### EXERCISE INSTRUCTIONS
Show every line of the records below that contains the word "value".

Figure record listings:
_ _ _ _ _

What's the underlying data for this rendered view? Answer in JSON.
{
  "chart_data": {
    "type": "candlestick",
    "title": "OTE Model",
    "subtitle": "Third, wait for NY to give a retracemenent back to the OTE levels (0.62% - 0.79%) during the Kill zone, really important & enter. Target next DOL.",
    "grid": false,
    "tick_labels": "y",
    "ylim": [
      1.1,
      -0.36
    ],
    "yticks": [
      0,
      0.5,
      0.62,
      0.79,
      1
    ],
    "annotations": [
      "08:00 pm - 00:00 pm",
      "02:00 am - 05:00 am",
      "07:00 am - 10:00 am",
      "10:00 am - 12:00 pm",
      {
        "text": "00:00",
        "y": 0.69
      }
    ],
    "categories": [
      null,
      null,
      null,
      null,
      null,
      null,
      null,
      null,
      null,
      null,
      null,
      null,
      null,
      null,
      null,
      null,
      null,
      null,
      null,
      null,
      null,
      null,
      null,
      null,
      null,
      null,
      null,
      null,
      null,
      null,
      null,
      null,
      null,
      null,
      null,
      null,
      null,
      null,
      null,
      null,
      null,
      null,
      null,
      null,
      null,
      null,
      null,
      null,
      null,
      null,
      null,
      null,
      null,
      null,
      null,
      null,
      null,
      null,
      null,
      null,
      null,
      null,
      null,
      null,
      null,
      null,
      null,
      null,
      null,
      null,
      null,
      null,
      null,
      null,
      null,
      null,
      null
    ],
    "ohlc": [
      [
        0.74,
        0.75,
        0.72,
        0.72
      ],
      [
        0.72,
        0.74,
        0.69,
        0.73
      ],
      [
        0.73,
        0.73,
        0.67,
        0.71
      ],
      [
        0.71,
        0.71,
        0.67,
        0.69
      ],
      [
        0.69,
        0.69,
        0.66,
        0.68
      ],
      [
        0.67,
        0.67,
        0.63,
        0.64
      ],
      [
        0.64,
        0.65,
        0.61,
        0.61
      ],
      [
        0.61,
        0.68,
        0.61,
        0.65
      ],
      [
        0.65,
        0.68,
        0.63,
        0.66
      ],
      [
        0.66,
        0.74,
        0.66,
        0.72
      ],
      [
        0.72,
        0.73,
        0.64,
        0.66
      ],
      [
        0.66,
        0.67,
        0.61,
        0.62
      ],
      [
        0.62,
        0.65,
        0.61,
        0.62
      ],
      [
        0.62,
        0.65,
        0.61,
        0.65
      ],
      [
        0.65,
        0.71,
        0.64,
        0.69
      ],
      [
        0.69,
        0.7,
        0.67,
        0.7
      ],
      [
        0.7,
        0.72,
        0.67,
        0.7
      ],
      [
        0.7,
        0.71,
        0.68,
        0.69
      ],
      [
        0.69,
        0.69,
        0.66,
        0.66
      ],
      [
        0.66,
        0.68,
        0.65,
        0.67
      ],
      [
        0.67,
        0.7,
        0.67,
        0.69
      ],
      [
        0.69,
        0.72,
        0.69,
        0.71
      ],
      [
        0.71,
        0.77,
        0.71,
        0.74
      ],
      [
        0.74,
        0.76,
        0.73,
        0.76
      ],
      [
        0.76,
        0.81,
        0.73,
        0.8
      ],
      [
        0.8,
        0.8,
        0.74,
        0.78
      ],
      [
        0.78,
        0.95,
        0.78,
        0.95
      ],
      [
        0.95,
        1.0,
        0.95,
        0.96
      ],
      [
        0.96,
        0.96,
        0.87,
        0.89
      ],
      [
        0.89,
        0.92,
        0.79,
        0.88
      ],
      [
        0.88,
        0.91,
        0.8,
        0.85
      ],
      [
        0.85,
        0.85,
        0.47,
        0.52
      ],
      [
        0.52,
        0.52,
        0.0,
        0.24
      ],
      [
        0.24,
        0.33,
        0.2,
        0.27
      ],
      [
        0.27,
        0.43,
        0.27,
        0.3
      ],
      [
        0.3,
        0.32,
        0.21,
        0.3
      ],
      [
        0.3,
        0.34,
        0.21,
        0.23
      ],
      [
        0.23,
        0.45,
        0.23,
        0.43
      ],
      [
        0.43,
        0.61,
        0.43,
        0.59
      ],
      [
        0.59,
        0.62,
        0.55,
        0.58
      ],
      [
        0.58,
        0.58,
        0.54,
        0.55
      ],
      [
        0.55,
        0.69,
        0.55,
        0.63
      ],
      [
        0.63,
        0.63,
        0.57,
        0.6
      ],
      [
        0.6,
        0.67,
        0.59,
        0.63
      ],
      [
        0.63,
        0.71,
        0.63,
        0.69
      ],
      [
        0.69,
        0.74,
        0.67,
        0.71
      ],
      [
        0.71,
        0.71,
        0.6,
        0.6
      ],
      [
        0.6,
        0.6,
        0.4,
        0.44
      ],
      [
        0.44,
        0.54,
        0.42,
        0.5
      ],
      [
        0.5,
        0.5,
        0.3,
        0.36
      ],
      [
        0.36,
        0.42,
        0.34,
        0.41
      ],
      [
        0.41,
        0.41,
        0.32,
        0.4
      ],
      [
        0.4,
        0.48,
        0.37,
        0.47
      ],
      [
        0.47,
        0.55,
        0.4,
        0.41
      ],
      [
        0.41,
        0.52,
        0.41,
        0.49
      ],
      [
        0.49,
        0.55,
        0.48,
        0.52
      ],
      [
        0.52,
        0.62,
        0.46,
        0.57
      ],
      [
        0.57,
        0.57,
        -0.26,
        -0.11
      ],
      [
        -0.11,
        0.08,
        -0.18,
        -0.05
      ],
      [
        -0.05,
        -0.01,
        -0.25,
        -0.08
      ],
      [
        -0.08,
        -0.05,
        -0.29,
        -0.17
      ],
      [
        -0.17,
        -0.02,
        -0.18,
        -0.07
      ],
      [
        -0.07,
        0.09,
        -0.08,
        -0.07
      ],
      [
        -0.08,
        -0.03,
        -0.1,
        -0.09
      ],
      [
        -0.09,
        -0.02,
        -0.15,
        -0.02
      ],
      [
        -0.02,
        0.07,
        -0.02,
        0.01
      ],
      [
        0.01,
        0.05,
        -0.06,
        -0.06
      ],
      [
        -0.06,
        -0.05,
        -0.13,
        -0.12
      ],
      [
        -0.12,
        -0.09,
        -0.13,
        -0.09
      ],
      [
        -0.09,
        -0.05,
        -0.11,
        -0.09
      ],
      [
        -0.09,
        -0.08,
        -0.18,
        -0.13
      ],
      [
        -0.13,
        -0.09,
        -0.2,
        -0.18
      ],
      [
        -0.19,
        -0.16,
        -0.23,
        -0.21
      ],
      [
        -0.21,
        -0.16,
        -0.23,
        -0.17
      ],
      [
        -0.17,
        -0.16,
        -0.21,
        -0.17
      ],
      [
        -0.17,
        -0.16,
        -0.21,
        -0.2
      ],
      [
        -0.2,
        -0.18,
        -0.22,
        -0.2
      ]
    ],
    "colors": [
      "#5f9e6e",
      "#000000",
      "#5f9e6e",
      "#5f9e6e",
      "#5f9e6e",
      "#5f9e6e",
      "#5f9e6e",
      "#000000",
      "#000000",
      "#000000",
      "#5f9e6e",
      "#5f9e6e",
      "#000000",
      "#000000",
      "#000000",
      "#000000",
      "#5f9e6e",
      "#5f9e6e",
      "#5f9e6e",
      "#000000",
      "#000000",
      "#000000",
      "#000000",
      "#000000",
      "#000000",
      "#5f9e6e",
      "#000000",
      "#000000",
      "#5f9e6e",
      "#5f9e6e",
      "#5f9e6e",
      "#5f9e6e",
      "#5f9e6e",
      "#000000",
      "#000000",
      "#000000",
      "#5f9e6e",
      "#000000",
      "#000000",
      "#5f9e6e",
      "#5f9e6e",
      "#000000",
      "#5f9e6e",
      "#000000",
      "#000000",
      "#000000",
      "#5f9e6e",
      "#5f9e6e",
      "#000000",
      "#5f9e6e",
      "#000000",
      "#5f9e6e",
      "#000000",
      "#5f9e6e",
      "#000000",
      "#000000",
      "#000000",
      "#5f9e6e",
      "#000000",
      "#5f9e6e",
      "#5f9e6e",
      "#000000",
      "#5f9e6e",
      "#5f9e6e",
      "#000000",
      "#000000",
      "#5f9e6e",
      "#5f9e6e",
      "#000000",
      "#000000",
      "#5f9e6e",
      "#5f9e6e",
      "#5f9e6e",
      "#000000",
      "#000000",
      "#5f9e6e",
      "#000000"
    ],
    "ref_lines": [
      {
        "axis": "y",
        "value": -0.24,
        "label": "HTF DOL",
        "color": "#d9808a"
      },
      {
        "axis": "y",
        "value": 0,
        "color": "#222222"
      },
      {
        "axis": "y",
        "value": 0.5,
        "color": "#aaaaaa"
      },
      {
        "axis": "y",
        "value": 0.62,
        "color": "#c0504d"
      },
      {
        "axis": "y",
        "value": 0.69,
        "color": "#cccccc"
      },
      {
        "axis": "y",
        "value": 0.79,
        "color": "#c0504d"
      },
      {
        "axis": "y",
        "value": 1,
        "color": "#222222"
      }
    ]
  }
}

_ _ _ _ _

### SOLUTION TO THIS TASK
        "value": -0.24,
        "value": 0,
        "value": 0.5,
        "value": 0.62,
        "value": 0.69,
        "value": 0.79,
        "value": 1,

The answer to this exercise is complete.